(Some records)
● ● ●
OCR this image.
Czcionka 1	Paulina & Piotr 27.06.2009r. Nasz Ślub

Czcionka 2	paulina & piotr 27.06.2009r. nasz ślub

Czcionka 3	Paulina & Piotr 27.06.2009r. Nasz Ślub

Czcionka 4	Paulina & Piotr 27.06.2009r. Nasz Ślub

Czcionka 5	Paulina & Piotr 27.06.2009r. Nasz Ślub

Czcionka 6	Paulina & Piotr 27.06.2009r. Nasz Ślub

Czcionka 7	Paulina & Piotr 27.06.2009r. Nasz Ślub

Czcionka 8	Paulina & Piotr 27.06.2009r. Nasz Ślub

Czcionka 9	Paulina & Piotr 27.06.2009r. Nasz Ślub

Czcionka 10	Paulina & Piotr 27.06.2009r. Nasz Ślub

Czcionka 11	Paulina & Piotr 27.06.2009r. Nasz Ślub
● ● ●
_What is being asked_. All entries shown above should be printed again exactly.

_Exercise result_.
OCR this image.
Czcionka 1	Paulina & Piotr 27.06.2009r. Nasz Ślub

Czcionka 2	paulina & piotr 27.06.2009r. nasz ślub

Czcionka 3	Paulina & Piotr 27.06.2009r. Nasz Ślub

Czcionka 4	Paulina & Piotr 27.06.2009r. Nasz Ślub

Czcionka 5	Paulina & Piotr 27.06.2009r. Nasz Ślub

Czcionka 6	Paulina & Piotr 27.06.2009r. Nasz Ślub

Czcionka 7	Paulina & Piotr 27.06.2009r. Nasz Ślub

Czcionka 8	Paulina & Piotr 27.06.2009r. Nasz Ślub

Czcionka 9	Paulina & Piotr 27.06.2009r. Nasz Ślub

Czcionka 10	Paulina & Piotr 27.06.2009r. Nasz Ślub

Czcionka 11	Paulina & Piotr 27.06.2009r. Nasz Ślub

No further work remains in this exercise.